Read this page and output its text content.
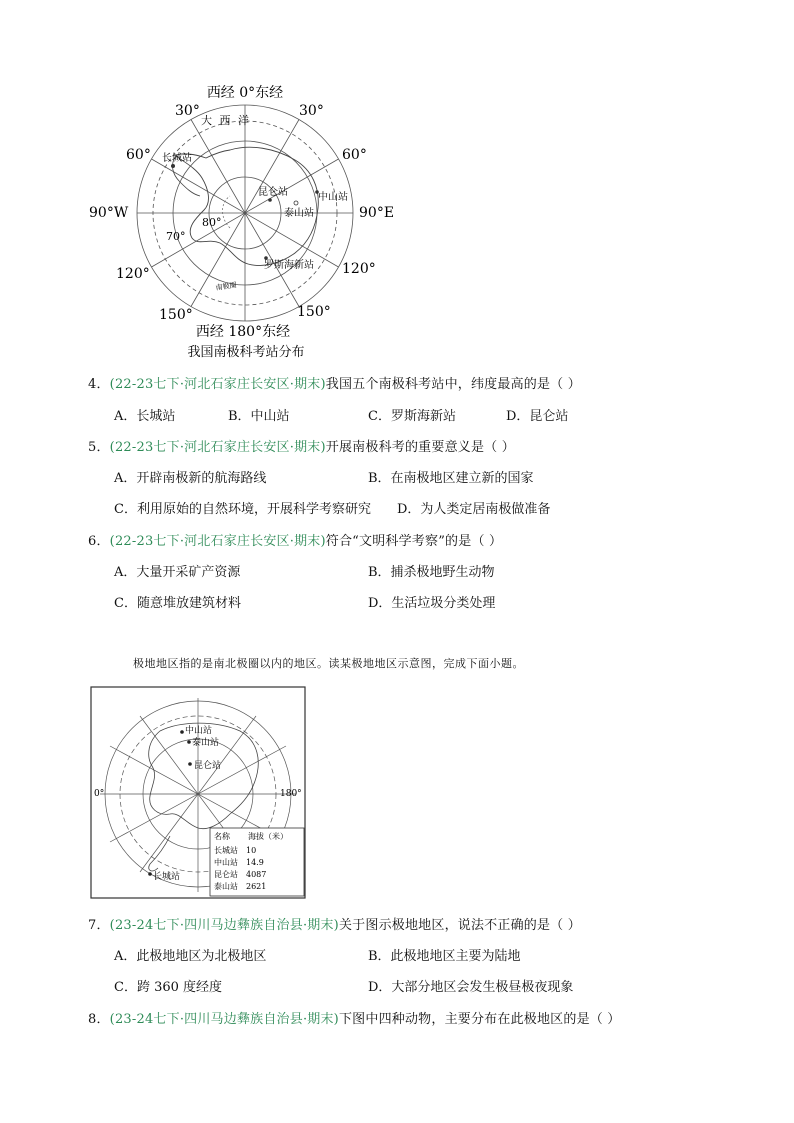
西经 0°东经
30°	30°
60°	60°
90°W	90°E
120°	120°
150°	150°
西经 180°东经
80°
70°
大 西 洋
南极圈
长城站
昆仑站
泰山站
中山站
罗斯海新站
我国南极科考站分布
4．(22-23七下·河北石家庄长安区·期末)我国五个南极科考站中，纬度最高的是（ ）
A．长城站	B．中山站	C．罗斯海新站	D．昆仑站
5．(22-23七下·河北石家庄长安区·期末)开展南极科考的重要意义是（ ）
A．开辟南极新的航海路线	B．在南极地区建立新的国家
C．利用原始的自然环境，开展科学考察研究 D．为人类定居南极做准备
6．(22-23七下·河北石家庄长安区·期末)符合“文明科学考察”的是（ ）
A．大量开采矿产资源	B．捕杀极地野生动物
C．随意堆放建筑材料	D．生活垃圾分类处理
极地地区指的是南北极圈以内的地区。读某极地地区示意图，完成下面小题。
中山站
泰山站
昆仑站
长城站
0°	180°
名称 海拔（米）
长城站 10
中山站 14.9
昆仑站 4087
泰山站 2621
7．(23-24七下·四川马边彝族自治县·期末)关于图示极地地区，说法不正确的是（ ）
A．此极地地区为北极地区	B．此极地地区主要为陆地
C．跨 360 度经度	D．大部分地区会发生极昼极夜现象
8．(23-24七下·四川马边彝族自治县·期末)下图中四种动物，主要分布在此极地区的是（ ）
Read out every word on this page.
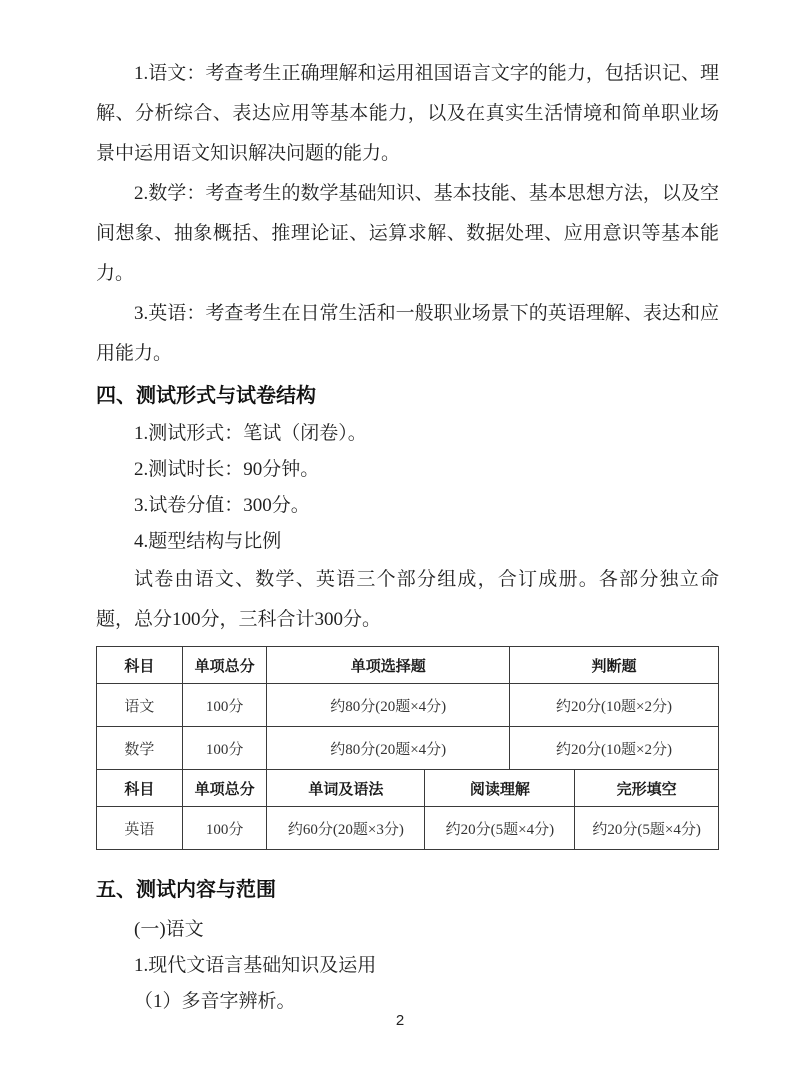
1.语文：考查考生正确理解和运用祖国语言文字的能力，包括识记、理解、分析综合、表达应用等基本能力，以及在真实生活情境和简单职业场景中运用语文知识解决问题的能力。

2.数学：考查考生的数学基础知识、基本技能、基本思想方法，以及空间想象、抽象概括、推理论证、运算求解、数据处理、应用意识等基本能力。

3.英语：考查考生在日常生活和一般职业场景下的英语理解、表达和应用能力。

四、测试形式与试卷结构

1.测试形式：笔试（闭卷）。

2.测试时长：90分钟。

3.试卷分值：300分。

4.题型结构与比例

试卷由语文、数学、英语三个部分组成，合订成册。各部分独立命题，总分100分，三科合计300分。

科目	单项总分	单项选择题	判断题
语文	100分	约80分(20题×4分)	约20分(10题×2分)
数学	100分	约80分(20题×4分)	约20分(10题×2分)
科目	单项总分	单词及语法	阅读理解	完形填空
英语	100分	约60分(20题×3分)	约20分(5题×4分)	约20分(5题×4分)
五、测试内容与范围

(一)语文

1.现代文语言基础知识及运用

（1）多音字辨析。

2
::::
The exercise
Copy the listing exactly. Any image in it stays out of the copy.

Written solution
Read this page and output its text content.
西经 0°东经
30°	30°
60°	60°
90°W	90°E
120°	120°
150°	150°
西经 180°东经
80°
70°
大 西 洋
南极圈
长城站
昆仑站
泰山站
中山站
罗斯海新站
我国南极科考站分布
4．(22-23七下·河北石家庄长安区·期末)我国五个南极科考站中，纬度最高的是（ ）
A．长城站	B．中山站	C．罗斯海新站	D．昆仑站
5．(22-23七下·河北石家庄长安区·期末)开展南极科考的重要意义是（ ）
A．开辟南极新的航海路线	B．在南极地区建立新的国家
C．利用原始的自然环境，开展科学考察研究 D．为人类定居南极做准备
6．(22-23七下·河北石家庄长安区·期末)符合“文明科学考察”的是（ ）
A．大量开采矿产资源	B．捕杀极地野生动物
C．随意堆放建筑材料	D．生活垃圾分类处理
极地地区指的是南北极圈以内的地区。读某极地地区示意图，完成下面小题。
中山站
泰山站
昆仑站
长城站
0°	180°
名称 海拔（米）
长城站 10
中山站 14.9
昆仑站 4087
泰山站 2621
7．(23-24七下·四川马边彝族自治县·期末)关于图示极地地区，说法不正确的是（ ）
A．此极地地区为北极地区	B．此极地地区主要为陆地
C．跨 360 度经度	D．大部分地区会发生极昼极夜现象
8．(23-24七下·四川马边彝族自治县·期末)下图中四种动物，主要分布在此极地区的是（ ）
Read out every word on this page.
1.语文：考查考生正确理解和运用祖国语言文字的能力，包括识记、理解、分析综合、表达应用等基本能力，以及在真实生活情境和简单职业场景中运用语文知识解决问题的能力。

2.数学：考查考生的数学基础知识、基本技能、基本思想方法，以及空间想象、抽象概括、推理论证、运算求解、数据处理、应用意识等基本能力。

3.英语：考查考生在日常生活和一般职业场景下的英语理解、表达和应用能力。

四、测试形式与试卷结构

1.测试形式：笔试（闭卷）。

2.测试时长：90分钟。

3.试卷分值：300分。

4.题型结构与比例

试卷由语文、数学、英语三个部分组成，合订成册。各部分独立命题，总分100分，三科合计300分。

科目	单项总分	单项选择题	判断题
语文	100分	约80分(20题×4分)	约20分(10题×2分)
数学	100分	约80分(20题×4分)	约20分(10题×2分)
科目	单项总分	单词及语法	阅读理解	完形填空
英语	100分	约60分(20题×3分)	约20分(5题×4分)	约20分(5题×4分)
五、测试内容与范围

(一)语文

1.现代文语言基础知识及运用

（1）多音字辨析。

2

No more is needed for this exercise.